■ Given instruction a ■
Set down the passage of the mailing-list post from "No, they weren’t." up to and including "capacities above all others.", word for word.

[iDC] partial vs. peripheral attention

john sobol john at johnsobol.com
Tue Jan 2 12:26:02 EST 2007


Brian Holmes wrote:
 
The machines we use, and that use us, that channel our attention into 
particular patterns, were not invented and were not produced by means 
of peripheral attention.
 
No, they weren’t. Other useful patterns, however, were. And are.
 
This is not an argument against improvising or free associating or 
dialoguing spontaneously. But it is an argument against promoting those 
capacities above all others.
 
Read my post. I didn’t promote it above all others. As usual, the mere 
suggestion that alternate epistemologies should be considered on their 
own terms has elicited an extreme and unwarranted defensive reaction.
 
I really find it childish in the worst sense of the word, sorry. If 
everyone goes on saying oh yeah, sure, to such arguments, in the end 
we'll live in the paradise of the totally manipulable population, and 
the few who do reflect on what they are doing will control the many, 
even more easily than they do now.

(Records showing where elements appear)

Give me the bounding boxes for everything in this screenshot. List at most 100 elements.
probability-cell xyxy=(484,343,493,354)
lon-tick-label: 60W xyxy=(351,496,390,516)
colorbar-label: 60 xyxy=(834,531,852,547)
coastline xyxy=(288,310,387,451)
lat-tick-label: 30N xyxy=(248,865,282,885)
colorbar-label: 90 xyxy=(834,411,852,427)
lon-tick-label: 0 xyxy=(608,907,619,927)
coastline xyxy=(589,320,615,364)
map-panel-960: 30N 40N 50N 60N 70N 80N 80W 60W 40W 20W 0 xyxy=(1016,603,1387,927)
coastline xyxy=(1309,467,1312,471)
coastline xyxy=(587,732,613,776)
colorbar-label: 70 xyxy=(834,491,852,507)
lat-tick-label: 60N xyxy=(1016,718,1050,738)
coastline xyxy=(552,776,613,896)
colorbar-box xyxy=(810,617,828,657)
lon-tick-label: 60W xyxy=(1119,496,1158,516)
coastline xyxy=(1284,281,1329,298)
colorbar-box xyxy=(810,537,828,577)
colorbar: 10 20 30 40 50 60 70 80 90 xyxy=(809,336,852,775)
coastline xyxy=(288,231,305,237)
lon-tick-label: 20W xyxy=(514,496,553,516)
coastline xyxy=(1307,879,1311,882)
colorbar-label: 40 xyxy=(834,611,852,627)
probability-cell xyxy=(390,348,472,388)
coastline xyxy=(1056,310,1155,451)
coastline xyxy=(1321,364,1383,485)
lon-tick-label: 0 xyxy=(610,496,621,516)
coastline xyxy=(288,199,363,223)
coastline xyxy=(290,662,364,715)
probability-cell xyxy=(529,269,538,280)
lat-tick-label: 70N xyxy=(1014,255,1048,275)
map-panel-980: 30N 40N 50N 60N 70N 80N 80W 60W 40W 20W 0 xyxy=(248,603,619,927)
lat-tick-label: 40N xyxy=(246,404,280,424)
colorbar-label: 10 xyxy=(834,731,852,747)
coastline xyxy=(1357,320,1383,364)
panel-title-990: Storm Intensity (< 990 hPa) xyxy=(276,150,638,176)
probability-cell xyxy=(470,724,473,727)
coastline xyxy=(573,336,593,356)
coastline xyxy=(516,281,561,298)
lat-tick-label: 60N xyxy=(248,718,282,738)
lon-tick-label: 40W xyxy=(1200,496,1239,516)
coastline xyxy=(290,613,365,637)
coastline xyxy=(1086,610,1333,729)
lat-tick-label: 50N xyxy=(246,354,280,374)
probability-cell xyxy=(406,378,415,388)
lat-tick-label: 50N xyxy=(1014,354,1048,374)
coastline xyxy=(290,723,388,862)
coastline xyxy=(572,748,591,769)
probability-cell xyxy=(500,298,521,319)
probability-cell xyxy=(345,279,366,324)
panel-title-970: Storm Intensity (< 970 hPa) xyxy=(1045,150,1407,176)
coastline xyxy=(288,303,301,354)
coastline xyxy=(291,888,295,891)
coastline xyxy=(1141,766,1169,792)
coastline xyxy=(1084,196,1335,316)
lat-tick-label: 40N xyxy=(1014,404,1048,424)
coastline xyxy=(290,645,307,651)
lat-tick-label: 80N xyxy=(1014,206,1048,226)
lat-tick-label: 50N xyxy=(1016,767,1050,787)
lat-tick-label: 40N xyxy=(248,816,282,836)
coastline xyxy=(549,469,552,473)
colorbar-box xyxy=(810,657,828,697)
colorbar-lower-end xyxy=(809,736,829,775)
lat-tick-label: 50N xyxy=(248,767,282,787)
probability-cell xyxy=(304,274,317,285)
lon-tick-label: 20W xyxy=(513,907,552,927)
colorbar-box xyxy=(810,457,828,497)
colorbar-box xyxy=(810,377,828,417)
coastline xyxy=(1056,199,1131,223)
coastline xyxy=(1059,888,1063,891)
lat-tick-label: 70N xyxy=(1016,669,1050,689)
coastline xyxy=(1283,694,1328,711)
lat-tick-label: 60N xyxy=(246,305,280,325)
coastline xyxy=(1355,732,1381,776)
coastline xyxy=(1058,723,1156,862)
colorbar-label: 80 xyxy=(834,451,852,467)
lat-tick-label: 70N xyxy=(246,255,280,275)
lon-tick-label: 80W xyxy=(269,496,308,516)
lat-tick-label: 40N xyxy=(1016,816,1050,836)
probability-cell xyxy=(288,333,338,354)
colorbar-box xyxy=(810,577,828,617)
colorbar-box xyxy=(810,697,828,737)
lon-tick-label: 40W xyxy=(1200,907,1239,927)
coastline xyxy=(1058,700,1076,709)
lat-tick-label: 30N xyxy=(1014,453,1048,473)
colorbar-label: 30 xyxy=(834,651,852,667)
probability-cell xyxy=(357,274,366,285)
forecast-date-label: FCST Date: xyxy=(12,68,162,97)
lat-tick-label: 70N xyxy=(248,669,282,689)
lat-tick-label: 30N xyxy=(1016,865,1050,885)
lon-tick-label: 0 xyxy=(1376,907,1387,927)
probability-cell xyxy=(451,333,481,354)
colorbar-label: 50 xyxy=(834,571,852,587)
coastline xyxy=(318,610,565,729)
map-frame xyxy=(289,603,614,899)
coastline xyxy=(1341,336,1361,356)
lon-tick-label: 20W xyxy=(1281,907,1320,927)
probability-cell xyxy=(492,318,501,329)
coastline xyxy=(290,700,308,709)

■ Given instruction b ■
Extract the entries from the first one up to and including the line containing "map-panel-980: 30N 40N", reproducing each line verbatim.

■ Full response a ■
No, they weren’t. Other useful patterns, however, were. And are.
 
This is not an argument against improvising or free associating or 
dialoguing spontaneously. But it is an argument against promoting those 
capacities above all others.

■ Full response b ■
Give me the bounding boxes for everything in this screenshot. List at most 100 elements.
probability-cell xyxy=(484,343,493,354)
lon-tick-label: 60W xyxy=(351,496,390,516)
colorbar-label: 60 xyxy=(834,531,852,547)
coastline xyxy=(288,310,387,451)
lat-tick-label: 30N xyxy=(248,865,282,885)
colorbar-label: 90 xyxy=(834,411,852,427)
lon-tick-label: 0 xyxy=(608,907,619,927)
coastline xyxy=(589,320,615,364)
map-panel-960: 30N 40N 50N 60N 70N 80N 80W 60W 40W 20W 0 xyxy=(1016,603,1387,927)
coastline xyxy=(1309,467,1312,471)
coastline xyxy=(587,732,613,776)
colorbar-label: 70 xyxy=(834,491,852,507)
lat-tick-label: 60N xyxy=(1016,718,1050,738)
coastline xyxy=(552,776,613,896)
colorbar-box xyxy=(810,617,828,657)
lon-tick-label: 60W xyxy=(1119,496,1158,516)
coastline xyxy=(1284,281,1329,298)
colorbar-box xyxy=(810,537,828,577)
colorbar: 10 20 30 40 50 60 70 80 90 xyxy=(809,336,852,775)
coastline xyxy=(288,231,305,237)
lon-tick-label: 20W xyxy=(514,496,553,516)
coastline xyxy=(1307,879,1311,882)
colorbar-label: 40 xyxy=(834,611,852,627)
probability-cell xyxy=(390,348,472,388)
coastline xyxy=(1056,310,1155,451)
coastline xyxy=(1321,364,1383,485)
lon-tick-label: 0 xyxy=(610,496,621,516)
coastline xyxy=(288,199,363,223)
coastline xyxy=(290,662,364,715)
probability-cell xyxy=(529,269,538,280)
lat-tick-label: 70N xyxy=(1014,255,1048,275)
map-panel-980: 30N 40N 50N 60N 70N 80N 80W 60W 40W 20W 0 xyxy=(248,603,619,927)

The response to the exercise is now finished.